#### PROBLEM DESCRIPTION:
Format every line of the records below as a JSON list of strings, one string per line, skipping blank lines and leaving the pictures out.

________________

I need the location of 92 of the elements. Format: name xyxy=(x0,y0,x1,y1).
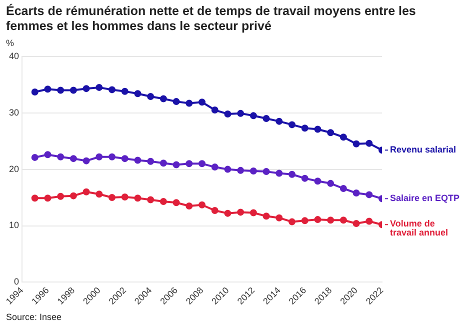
point xyxy=(147,92,154,100)
point xyxy=(134,90,142,98)
point xyxy=(327,129,334,136)
point xyxy=(108,86,116,94)
y-tick-label: 30 xyxy=(8,107,20,118)
point xyxy=(262,168,270,176)
point xyxy=(96,84,103,91)
y-tick-label: 0 xyxy=(14,276,20,287)
point xyxy=(31,194,38,202)
point xyxy=(121,155,128,162)
point xyxy=(44,194,52,202)
point xyxy=(327,180,334,187)
legend-label: Revenu salarial xyxy=(390,144,456,155)
point xyxy=(340,184,347,192)
point xyxy=(172,98,180,106)
point xyxy=(108,153,116,160)
point xyxy=(301,174,308,182)
point xyxy=(96,190,103,198)
point xyxy=(160,95,167,102)
point xyxy=(211,207,218,214)
point xyxy=(237,166,244,174)
legend-label: Volume de travail annuel xyxy=(390,218,448,238)
point xyxy=(31,154,38,161)
point xyxy=(121,88,128,95)
point xyxy=(352,190,360,197)
point xyxy=(288,218,296,226)
point xyxy=(82,157,90,164)
point xyxy=(262,212,270,220)
point xyxy=(57,153,64,160)
chart-title: Écarts de rémunération nette et de temps de travail moyens entre les femmes et les hommes dans le secteur privé xyxy=(5,2,417,35)
point xyxy=(288,170,296,178)
point xyxy=(237,110,244,117)
point xyxy=(288,121,296,128)
point xyxy=(340,134,347,141)
point xyxy=(57,86,64,94)
point xyxy=(327,216,334,224)
point xyxy=(314,126,322,133)
point xyxy=(276,118,283,125)
point xyxy=(108,194,116,202)
point xyxy=(198,98,206,106)
point xyxy=(314,216,322,224)
point xyxy=(224,166,232,173)
point xyxy=(134,156,142,164)
point xyxy=(250,209,257,216)
point xyxy=(366,140,373,147)
point xyxy=(147,158,154,165)
point xyxy=(366,218,373,225)
point xyxy=(237,208,244,216)
point xyxy=(186,100,193,107)
point xyxy=(44,151,52,158)
point xyxy=(44,86,52,93)
point xyxy=(198,160,206,168)
point xyxy=(160,160,167,167)
point xyxy=(70,155,77,162)
y-tick-label: 20 xyxy=(8,164,20,174)
point xyxy=(198,201,206,208)
point xyxy=(82,85,90,92)
source-note: Source: Insee xyxy=(5,312,63,322)
point xyxy=(250,112,257,120)
point xyxy=(160,198,167,205)
point xyxy=(70,86,77,94)
point xyxy=(352,220,360,227)
point xyxy=(366,191,373,198)
point xyxy=(276,170,283,177)
point xyxy=(301,124,308,132)
point xyxy=(172,161,180,168)
point xyxy=(186,160,193,168)
y-tick-label: 40 xyxy=(8,50,20,61)
point xyxy=(224,110,232,118)
point xyxy=(301,217,308,224)
point xyxy=(224,210,232,217)
point xyxy=(70,192,77,200)
y-tick-label: 10 xyxy=(8,220,20,230)
point xyxy=(82,188,90,196)
point xyxy=(186,202,193,210)
point xyxy=(31,88,38,96)
point xyxy=(276,214,283,222)
point xyxy=(211,164,218,171)
point xyxy=(121,193,128,200)
point xyxy=(314,178,322,185)
legend-label: Salaire en EQTP xyxy=(390,193,460,204)
point xyxy=(96,153,103,160)
point xyxy=(134,194,142,202)
point xyxy=(57,192,64,200)
point xyxy=(352,140,360,148)
y-axis-title: % xyxy=(5,38,16,48)
point xyxy=(250,167,257,174)
point xyxy=(172,199,180,206)
point xyxy=(340,216,347,224)
point xyxy=(211,106,218,114)
point xyxy=(147,196,154,204)
point xyxy=(262,114,270,122)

________________

#### FULL ANSWER:
[
  "I need the location of 92 of the elements. Format: name xyxy=(x0,y0,x1,y1).",
  "point xyxy=(147,92,154,100)",
  "point xyxy=(134,90,142,98)",
  "point xyxy=(327,129,334,136)",
  "point xyxy=(108,86,116,94)",
  "y-tick-label: 30 xyxy=(8,107,20,118)",
  "point xyxy=(262,168,270,176)",
  "point xyxy=(96,84,103,91)",
  "y-tick-label: 0 xyxy=(14,276,20,287)",
  "point xyxy=(31,194,38,202)",
  "point xyxy=(121,155,128,162)",
  "point xyxy=(44,194,52,202)",
  "point xyxy=(327,180,334,187)",
  "legend-label: Revenu salarial xyxy=(390,144,456,155)",
  "point xyxy=(340,184,347,192)",
  "point xyxy=(172,98,180,106)",
  "point xyxy=(108,153,116,160)",
  "point xyxy=(301,174,308,182)",
  "point xyxy=(96,190,103,198)",
  "point xyxy=(160,95,167,102)",
  "point xyxy=(211,207,218,214)",
  "point xyxy=(237,166,244,174)",
  "legend-label: Volume de travail annuel xyxy=(390,218,448,238)",
  "point xyxy=(31,154,38,161)",
  "point xyxy=(121,88,128,95)",
  "point xyxy=(352,190,360,197)",
  "point xyxy=(288,218,296,226)",
  "point xyxy=(82,157,90,164)",
  "point xyxy=(262,212,270,220)",
  "point xyxy=(57,153,64,160)",
  "chart-title: Écarts de rémunération nette et de temps de travail moyens entre les femmes et les hommes dans le secteur privé xyxy=(5,2,417,35)",
  "point xyxy=(288,170,296,178)",
  "point xyxy=(237,110,244,117)",
  "point xyxy=(288,121,296,128)",
  "point xyxy=(340,134,347,141)",
  "point xyxy=(57,86,64,94)",
  "point xyxy=(327,216,334,224)",
  "point xyxy=(314,126,322,133)",
  "point xyxy=(276,118,283,125)",
  "point xyxy=(108,194,116,202)",
  "point xyxy=(198,98,206,106)",
  "point xyxy=(314,216,322,224)",
  "point xyxy=(224,166,232,173)",
  "point xyxy=(134,156,142,164)",
  "point xyxy=(250,209,257,216)",
  "point xyxy=(366,140,373,147)",
  "point xyxy=(147,158,154,165)",
  "point xyxy=(366,218,373,225)",
  "point xyxy=(237,208,244,216)",
  "point xyxy=(186,100,193,107)",
  "point xyxy=(44,151,52,158)",
  "point xyxy=(44,86,52,93)",
  "point xyxy=(198,160,206,168)",
  "point xyxy=(160,160,167,167)",
  "point xyxy=(70,155,77,162)",
  "y-tick-label: 20 xyxy=(8,164,20,174)",
  "point xyxy=(198,201,206,208)",
  "point xyxy=(82,85,90,92)",
  "source-note: Source: Insee xyxy=(5,312,63,322)",
  "point xyxy=(250,112,257,120)",
  "point xyxy=(160,198,167,205)",
  "point xyxy=(70,86,77,94)",
  "point xyxy=(352,220,360,227)",
  "point xyxy=(366,191,373,198)",
  "point xyxy=(276,170,283,177)",
  "point xyxy=(301,124,308,132)",
  "point xyxy=(172,161,180,168)",
  "point xyxy=(186,160,193,168)",
  "y-tick-label: 40 xyxy=(8,50,20,61)",
  "point xyxy=(224,110,232,118)",
  "point xyxy=(301,217,308,224)",
  "point xyxy=(224,210,232,217)",
  "point xyxy=(70,192,77,200)",
  "y-tick-label: 10 xyxy=(8,220,20,230)",
  "point xyxy=(82,188,90,196)",
  "point xyxy=(186,202,193,210)",
  "point xyxy=(31,88,38,96)",
  "point xyxy=(276,214,283,222)",
  "point xyxy=(211,164,218,171)",
  "point xyxy=(121,193,128,200)",
  "point xyxy=(314,178,322,185)",
  "legend-label: Salaire en EQTP xyxy=(390,193,460,204)",
  "point xyxy=(96,153,103,160)",
  "point xyxy=(134,194,142,202)",
  "point xyxy=(57,192,64,200)",
  "point xyxy=(352,140,360,148)",
  "y-axis-title: % xyxy=(5,38,16,48)",
  "point xyxy=(250,167,257,174)",
  "point xyxy=(172,199,180,206)",
  "point xyxy=(340,216,347,224)",
  "point xyxy=(211,106,218,114)",
  "point xyxy=(147,196,154,204)",
  "point xyxy=(262,114,270,122)"
]